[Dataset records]
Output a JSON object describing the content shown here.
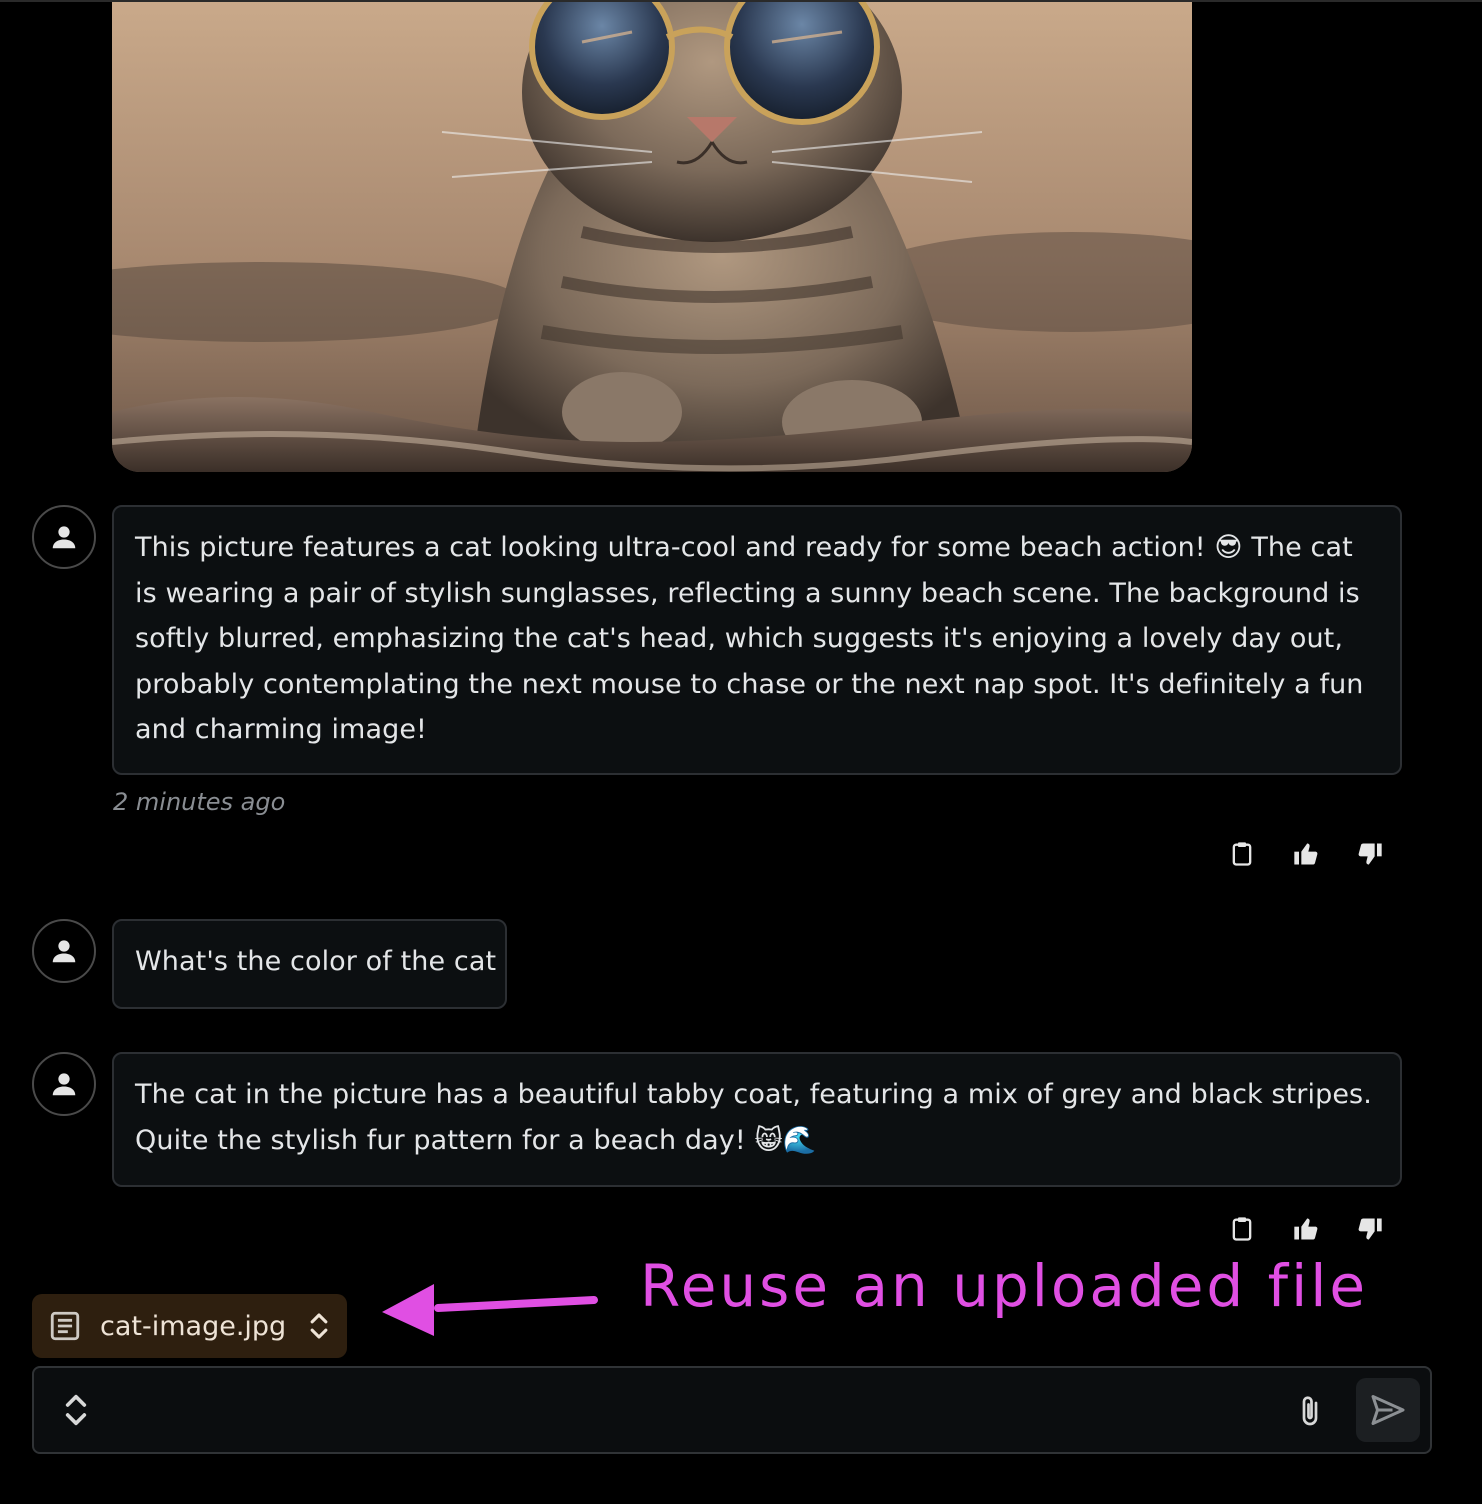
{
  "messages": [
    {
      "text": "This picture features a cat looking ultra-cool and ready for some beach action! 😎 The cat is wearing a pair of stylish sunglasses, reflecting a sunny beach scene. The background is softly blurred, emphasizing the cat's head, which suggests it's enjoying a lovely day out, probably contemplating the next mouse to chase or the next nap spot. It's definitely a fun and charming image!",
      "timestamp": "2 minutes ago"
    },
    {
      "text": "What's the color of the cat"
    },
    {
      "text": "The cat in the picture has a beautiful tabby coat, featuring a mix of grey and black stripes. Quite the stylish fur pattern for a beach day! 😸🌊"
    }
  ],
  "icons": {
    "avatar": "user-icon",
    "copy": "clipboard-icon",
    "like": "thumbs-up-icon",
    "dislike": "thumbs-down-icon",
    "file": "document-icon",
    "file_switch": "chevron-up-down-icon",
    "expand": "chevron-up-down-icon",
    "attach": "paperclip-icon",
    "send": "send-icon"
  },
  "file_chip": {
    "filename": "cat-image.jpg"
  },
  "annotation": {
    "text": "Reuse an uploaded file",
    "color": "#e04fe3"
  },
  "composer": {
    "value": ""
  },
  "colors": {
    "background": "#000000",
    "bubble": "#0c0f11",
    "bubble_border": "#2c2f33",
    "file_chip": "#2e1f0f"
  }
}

...

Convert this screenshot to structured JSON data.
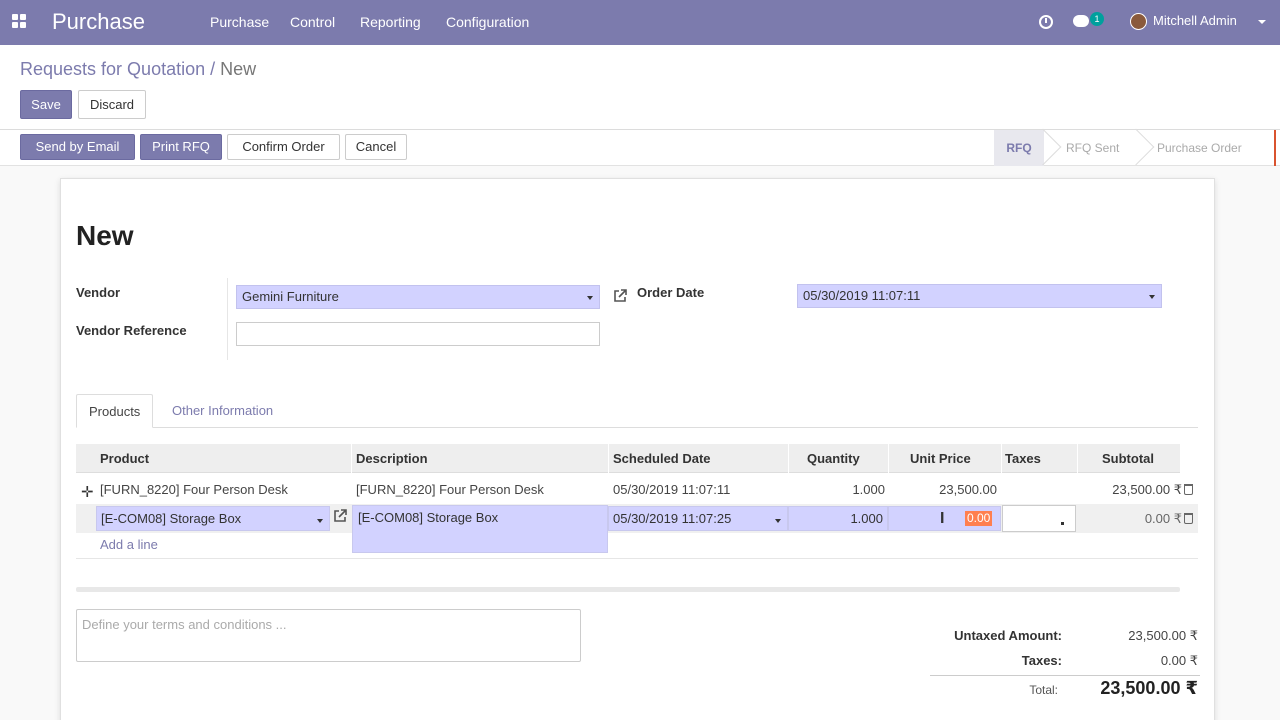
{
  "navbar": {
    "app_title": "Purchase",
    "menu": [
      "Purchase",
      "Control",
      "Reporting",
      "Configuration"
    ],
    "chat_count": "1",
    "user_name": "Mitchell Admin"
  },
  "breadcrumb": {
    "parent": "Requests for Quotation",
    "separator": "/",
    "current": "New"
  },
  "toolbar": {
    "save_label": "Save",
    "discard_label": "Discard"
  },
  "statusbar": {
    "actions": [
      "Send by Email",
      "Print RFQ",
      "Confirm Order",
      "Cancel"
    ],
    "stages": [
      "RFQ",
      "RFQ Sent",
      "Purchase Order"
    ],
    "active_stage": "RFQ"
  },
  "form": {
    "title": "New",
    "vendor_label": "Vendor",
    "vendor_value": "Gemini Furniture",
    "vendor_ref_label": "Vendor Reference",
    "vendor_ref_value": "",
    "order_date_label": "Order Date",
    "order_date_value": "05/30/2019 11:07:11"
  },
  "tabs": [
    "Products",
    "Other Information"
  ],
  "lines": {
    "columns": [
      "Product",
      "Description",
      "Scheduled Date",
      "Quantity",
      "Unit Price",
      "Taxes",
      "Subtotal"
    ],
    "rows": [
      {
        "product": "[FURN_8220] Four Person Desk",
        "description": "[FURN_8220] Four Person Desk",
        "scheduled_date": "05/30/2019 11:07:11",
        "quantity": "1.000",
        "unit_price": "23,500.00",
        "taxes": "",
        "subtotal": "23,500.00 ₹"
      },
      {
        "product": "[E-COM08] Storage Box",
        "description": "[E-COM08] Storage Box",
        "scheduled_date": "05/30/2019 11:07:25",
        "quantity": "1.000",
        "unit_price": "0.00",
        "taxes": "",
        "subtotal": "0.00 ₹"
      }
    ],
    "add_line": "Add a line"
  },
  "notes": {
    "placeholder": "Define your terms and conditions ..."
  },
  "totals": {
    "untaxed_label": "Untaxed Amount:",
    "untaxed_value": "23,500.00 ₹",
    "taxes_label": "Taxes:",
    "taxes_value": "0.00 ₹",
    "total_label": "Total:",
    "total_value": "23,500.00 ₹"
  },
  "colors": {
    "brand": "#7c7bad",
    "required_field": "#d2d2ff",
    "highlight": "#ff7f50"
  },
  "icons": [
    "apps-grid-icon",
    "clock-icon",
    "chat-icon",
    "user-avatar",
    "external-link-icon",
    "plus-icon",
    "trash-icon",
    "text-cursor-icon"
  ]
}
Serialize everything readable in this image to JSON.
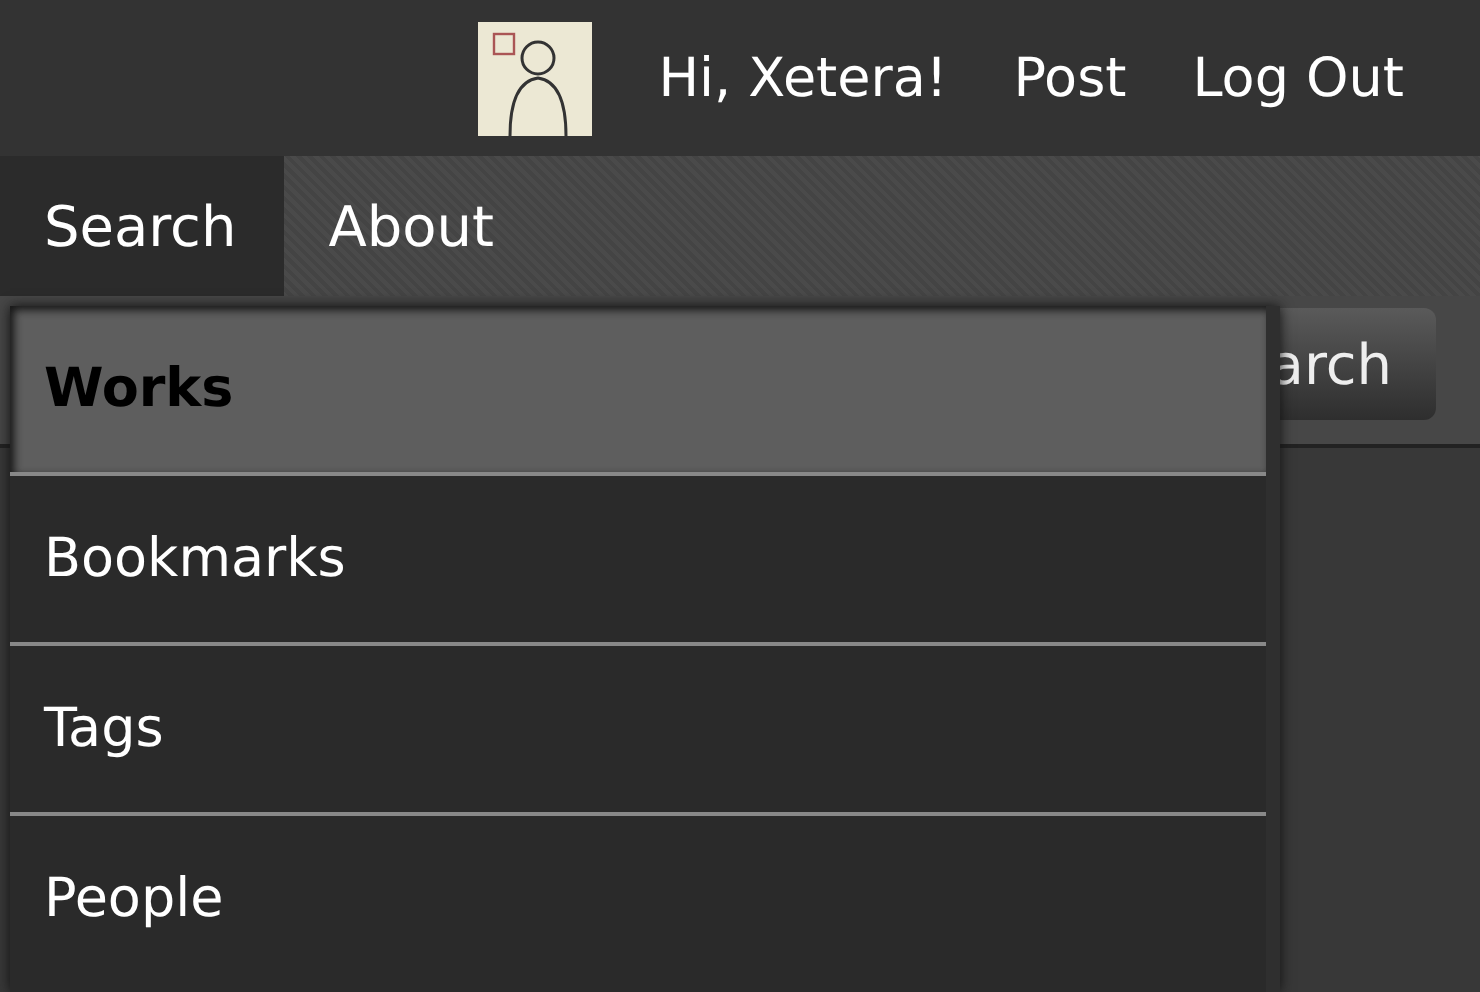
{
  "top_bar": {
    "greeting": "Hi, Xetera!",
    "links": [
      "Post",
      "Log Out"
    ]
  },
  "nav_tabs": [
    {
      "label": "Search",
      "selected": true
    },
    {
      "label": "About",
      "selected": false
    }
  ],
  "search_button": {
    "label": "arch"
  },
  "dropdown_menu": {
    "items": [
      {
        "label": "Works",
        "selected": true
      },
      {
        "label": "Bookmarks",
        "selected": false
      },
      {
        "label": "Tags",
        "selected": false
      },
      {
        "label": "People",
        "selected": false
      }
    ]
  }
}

### To do
Pick out the lines containing the word "picture" and show them.

### Worked answer
      "text": "This picture features a cat looking ultra-cool and ready for some beach action! 😎 The cat is wearing a pair of stylish sunglasses, reflecting a sunny beach scene. The background is softly blurred, emphasizing the cat's head, which suggests it's enjoying a lovely day out, probably contemplating the next mouse to chase or the next nap spot. It's definitely a fun and charming image!",
      "text": "The cat in the picture has a beautiful tabby coat, featuring a mix of grey and black stripes. Quite the stylish fur pattern for a beach day! 😸🌊"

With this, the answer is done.